Excerpted records =>
──────────

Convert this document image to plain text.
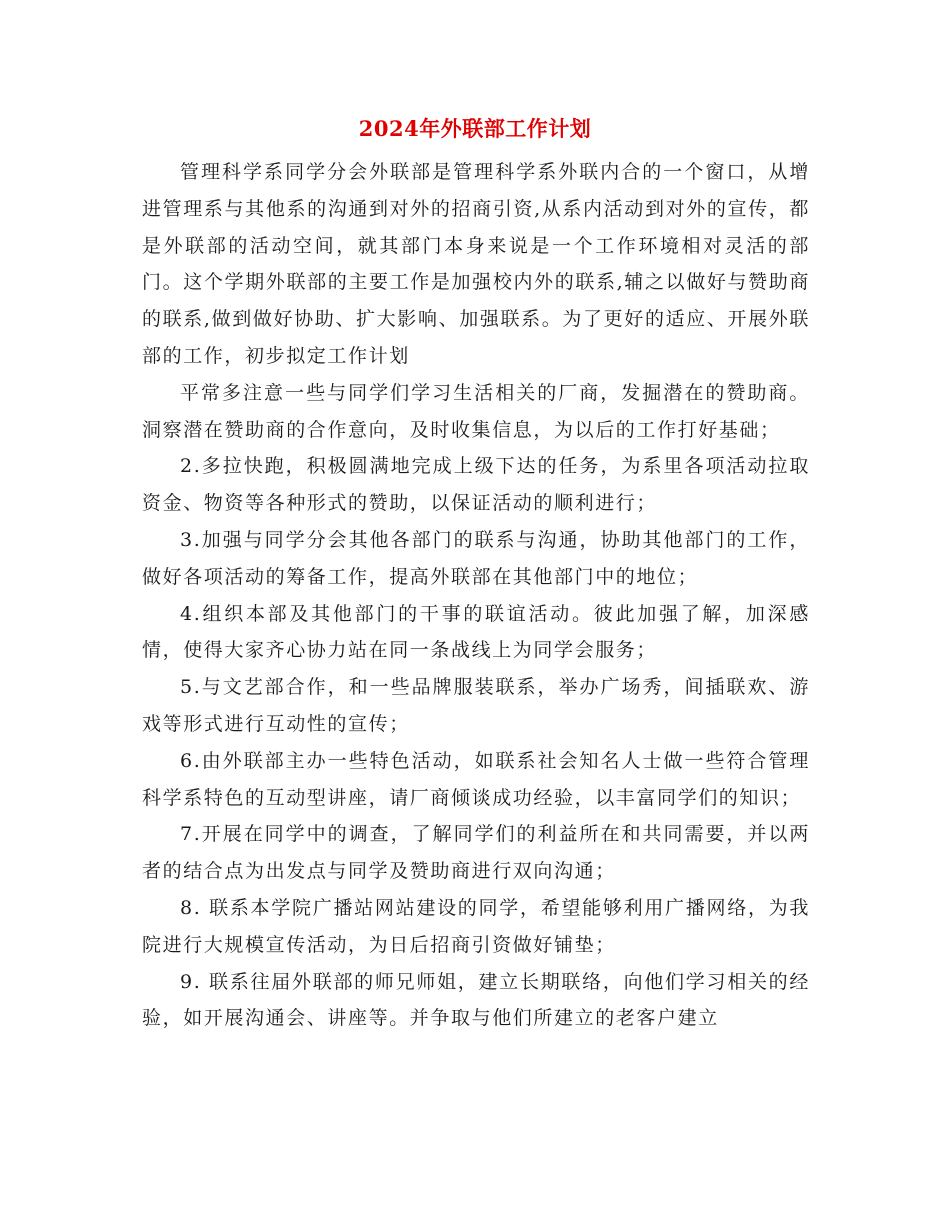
2024年外联部工作计划

管理科学系同学分会外联部是管理科学系外联内合的一个窗口，从增进管理系与其他系的沟通到对外的招商引资,从系内活动到对外的宣传，都是外联部的活动空间，就其部门本身来说是一个工作环境相对灵活的部门。这个学期外联部的主要工作是加强校内外的联系,辅之以做好与赞助商的联系,做到做好协助、扩大影响、加强联系。为了更好的适应、开展外联部的工作，初步拟定工作计划

平常多注意一些与同学们学习生活相关的厂商，发掘潜在的赞助商。洞察潜在赞助商的合作意向，及时收集信息，为以后的工作打好基础；

2.多拉快跑，积极圆满地完成上级下达的任务，为系里各项活动拉取资金、物资等各种形式的赞助，以保证活动的顺利进行；

3.加强与同学分会其他各部门的联系与沟通，协助其他部门的工作，做好各项活动的筹备工作，提高外联部在其他部门中的地位；

4.组织本部及其他部门的干事的联谊活动。彼此加强了解，加深感情，使得大家齐心协力站在同一条战线上为同学会服务；

5.与文艺部合作，和一些品牌服装联系，举办广场秀，间插联欢、游戏等形式进行互动性的宣传；

6.由外联部主办一些特色活动，如联系社会知名人士做一些符合管理科学系特色的互动型讲座，请厂商倾谈成功经验，以丰富同学们的知识；

7.开展在同学中的调查，了解同学们的利益所在和共同需要，并以两者的结合点为出发点与同学及赞助商进行双向沟通；

8. 联系本学院广播站网站建设的同学，希望能够利用广播网络，为我院进行大规模宣传活动，为日后招商引资做好铺垫；

9. 联系往届外联部的师兄师姐，建立长期联络，向他们学习相关的经验，如开展沟通会、讲座等。并争取与他们所建立的老客户建立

──────────

Do this => Output every entry exactly as given; pictures are not part of the copy.

Solved problem =>
Convert this document image to plain text.
2024年外联部工作计划

管理科学系同学分会外联部是管理科学系外联内合的一个窗口，从增进管理系与其他系的沟通到对外的招商引资,从系内活动到对外的宣传，都是外联部的活动空间，就其部门本身来说是一个工作环境相对灵活的部门。这个学期外联部的主要工作是加强校内外的联系,辅之以做好与赞助商的联系,做到做好协助、扩大影响、加强联系。为了更好的适应、开展外联部的工作，初步拟定工作计划

平常多注意一些与同学们学习生活相关的厂商，发掘潜在的赞助商。洞察潜在赞助商的合作意向，及时收集信息，为以后的工作打好基础；

2.多拉快跑，积极圆满地完成上级下达的任务，为系里各项活动拉取资金、物资等各种形式的赞助，以保证活动的顺利进行；

3.加强与同学分会其他各部门的联系与沟通，协助其他部门的工作，做好各项活动的筹备工作，提高外联部在其他部门中的地位；

4.组织本部及其他部门的干事的联谊活动。彼此加强了解，加深感情，使得大家齐心协力站在同一条战线上为同学会服务；

5.与文艺部合作，和一些品牌服装联系，举办广场秀，间插联欢、游戏等形式进行互动性的宣传；

6.由外联部主办一些特色活动，如联系社会知名人士做一些符合管理科学系特色的互动型讲座，请厂商倾谈成功经验，以丰富同学们的知识；

7.开展在同学中的调查，了解同学们的利益所在和共同需要，并以两者的结合点为出发点与同学及赞助商进行双向沟通；

8. 联系本学院广播站网站建设的同学，希望能够利用广播网络，为我院进行大规模宣传活动，为日后招商引资做好铺垫；

9. 联系往届外联部的师兄师姐，建立长期联络，向他们学习相关的经验，如开展沟通会、讲座等。并争取与他们所建立的老客户建立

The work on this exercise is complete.